Information shown:
········

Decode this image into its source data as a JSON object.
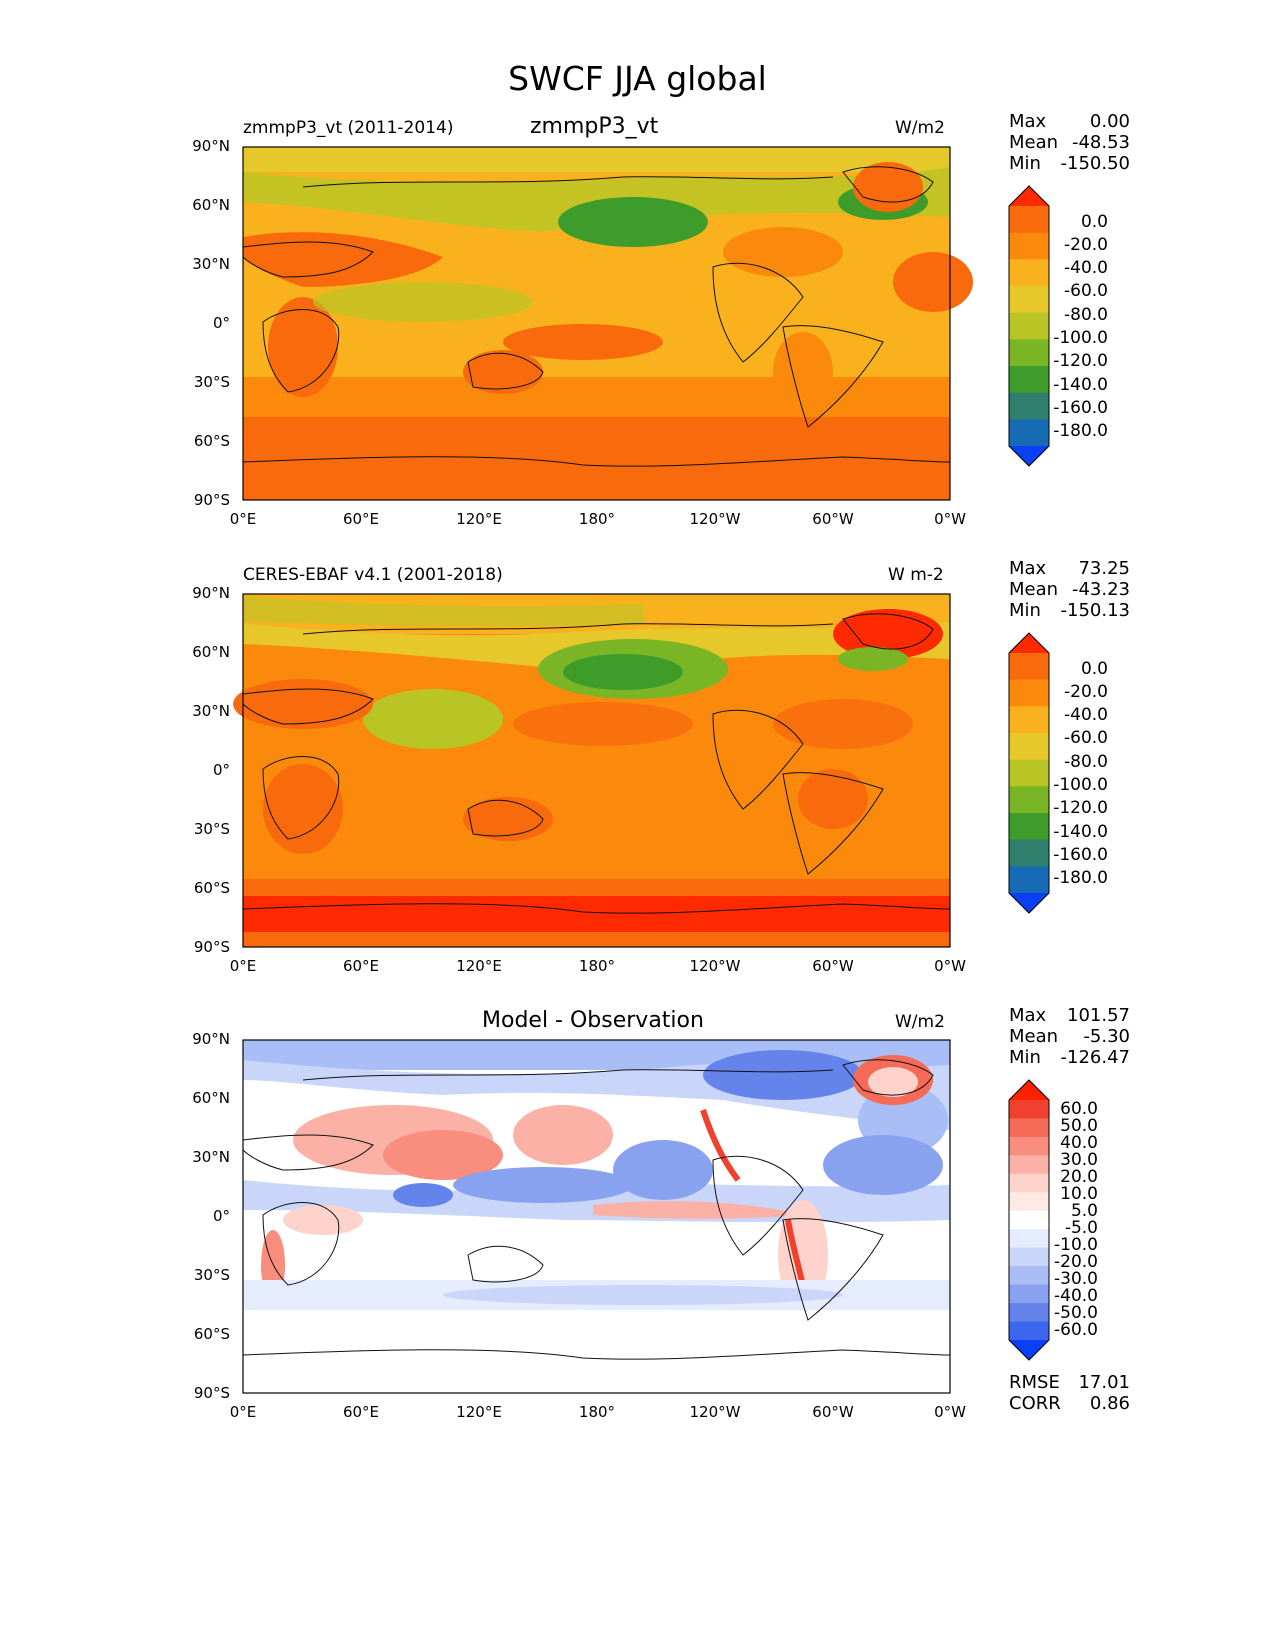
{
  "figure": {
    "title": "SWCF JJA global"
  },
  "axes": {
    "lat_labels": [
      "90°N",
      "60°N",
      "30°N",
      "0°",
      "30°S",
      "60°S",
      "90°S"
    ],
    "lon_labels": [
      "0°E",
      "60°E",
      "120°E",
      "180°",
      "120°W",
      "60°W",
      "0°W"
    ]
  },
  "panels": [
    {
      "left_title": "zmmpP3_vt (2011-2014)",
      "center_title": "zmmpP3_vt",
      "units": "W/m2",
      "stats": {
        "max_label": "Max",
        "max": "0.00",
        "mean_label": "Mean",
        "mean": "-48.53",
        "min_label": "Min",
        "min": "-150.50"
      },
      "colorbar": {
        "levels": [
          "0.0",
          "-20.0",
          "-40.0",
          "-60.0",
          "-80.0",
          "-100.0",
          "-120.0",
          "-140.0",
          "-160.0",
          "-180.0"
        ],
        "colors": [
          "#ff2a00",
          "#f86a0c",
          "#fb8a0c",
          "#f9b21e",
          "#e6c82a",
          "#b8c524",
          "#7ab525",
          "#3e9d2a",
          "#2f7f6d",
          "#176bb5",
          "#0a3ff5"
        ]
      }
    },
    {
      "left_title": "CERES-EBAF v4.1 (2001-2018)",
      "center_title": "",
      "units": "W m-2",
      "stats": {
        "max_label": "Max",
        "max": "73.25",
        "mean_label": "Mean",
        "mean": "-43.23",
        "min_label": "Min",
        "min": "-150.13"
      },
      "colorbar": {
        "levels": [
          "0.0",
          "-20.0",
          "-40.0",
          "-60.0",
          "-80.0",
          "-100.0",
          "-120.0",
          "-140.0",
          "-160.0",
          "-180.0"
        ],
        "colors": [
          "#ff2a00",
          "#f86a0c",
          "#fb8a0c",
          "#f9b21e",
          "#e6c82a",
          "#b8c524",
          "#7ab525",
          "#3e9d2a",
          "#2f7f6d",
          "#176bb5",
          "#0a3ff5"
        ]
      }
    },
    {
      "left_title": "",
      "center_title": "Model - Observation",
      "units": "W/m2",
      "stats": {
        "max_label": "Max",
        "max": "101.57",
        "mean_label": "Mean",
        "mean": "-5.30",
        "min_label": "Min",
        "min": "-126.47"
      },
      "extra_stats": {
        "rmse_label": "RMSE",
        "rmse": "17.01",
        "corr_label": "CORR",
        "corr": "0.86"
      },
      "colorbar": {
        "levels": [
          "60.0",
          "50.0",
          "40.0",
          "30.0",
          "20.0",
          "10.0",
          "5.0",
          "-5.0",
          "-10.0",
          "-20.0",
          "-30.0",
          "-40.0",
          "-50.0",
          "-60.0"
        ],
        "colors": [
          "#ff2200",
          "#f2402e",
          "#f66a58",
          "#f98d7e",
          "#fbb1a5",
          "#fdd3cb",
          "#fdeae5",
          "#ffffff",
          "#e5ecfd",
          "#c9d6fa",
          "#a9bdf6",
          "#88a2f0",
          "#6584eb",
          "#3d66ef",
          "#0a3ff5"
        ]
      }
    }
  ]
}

········

What to work on:
Write out each line of the data exactly; the images should be left out.

The result:
Decode this image into its source data as a JSON object.
{
  "figure": {
    "title": "SWCF JJA global"
  },
  "axes": {
    "lat_labels": [
      "90°N",
      "60°N",
      "30°N",
      "0°",
      "30°S",
      "60°S",
      "90°S"
    ],
    "lon_labels": [
      "0°E",
      "60°E",
      "120°E",
      "180°",
      "120°W",
      "60°W",
      "0°W"
    ]
  },
  "panels": [
    {
      "left_title": "zmmpP3_vt (2011-2014)",
      "center_title": "zmmpP3_vt",
      "units": "W/m2",
      "stats": {
        "max_label": "Max",
        "max": "0.00",
        "mean_label": "Mean",
        "mean": "-48.53",
        "min_label": "Min",
        "min": "-150.50"
      },
      "colorbar": {
        "levels": [
          "0.0",
          "-20.0",
          "-40.0",
          "-60.0",
          "-80.0",
          "-100.0",
          "-120.0",
          "-140.0",
          "-160.0",
          "-180.0"
        ],
        "colors": [
          "#ff2a00",
          "#f86a0c",
          "#fb8a0c",
          "#f9b21e",
          "#e6c82a",
          "#b8c524",
          "#7ab525",
          "#3e9d2a",
          "#2f7f6d",
          "#176bb5",
          "#0a3ff5"
        ]
      }
    },
    {
      "left_title": "CERES-EBAF v4.1 (2001-2018)",
      "center_title": "",
      "units": "W m-2",
      "stats": {
        "max_label": "Max",
        "max": "73.25",
        "mean_label": "Mean",
        "mean": "-43.23",
        "min_label": "Min",
        "min": "-150.13"
      },
      "colorbar": {
        "levels": [
          "0.0",
          "-20.0",
          "-40.0",
          "-60.0",
          "-80.0",
          "-100.0",
          "-120.0",
          "-140.0",
          "-160.0",
          "-180.0"
        ],
        "colors": [
          "#ff2a00",
          "#f86a0c",
          "#fb8a0c",
          "#f9b21e",
          "#e6c82a",
          "#b8c524",
          "#7ab525",
          "#3e9d2a",
          "#2f7f6d",
          "#176bb5",
          "#0a3ff5"
        ]
      }
    },
    {
      "left_title": "",
      "center_title": "Model - Observation",
      "units": "W/m2",
      "stats": {
        "max_label": "Max",
        "max": "101.57",
        "mean_label": "Mean",
        "mean": "-5.30",
        "min_label": "Min",
        "min": "-126.47"
      },
      "extra_stats": {
        "rmse_label": "RMSE",
        "rmse": "17.01",
        "corr_label": "CORR",
        "corr": "0.86"
      },
      "colorbar": {
        "levels": [
          "60.0",
          "50.0",
          "40.0",
          "30.0",
          "20.0",
          "10.0",
          "5.0",
          "-5.0",
          "-10.0",
          "-20.0",
          "-30.0",
          "-40.0",
          "-50.0",
          "-60.0"
        ],
        "colors": [
          "#ff2200",
          "#f2402e",
          "#f66a58",
          "#f98d7e",
          "#fbb1a5",
          "#fdd3cb",
          "#fdeae5",
          "#ffffff",
          "#e5ecfd",
          "#c9d6fa",
          "#a9bdf6",
          "#88a2f0",
          "#6584eb",
          "#3d66ef",
          "#0a3ff5"
        ]
      }
    }
  ]
}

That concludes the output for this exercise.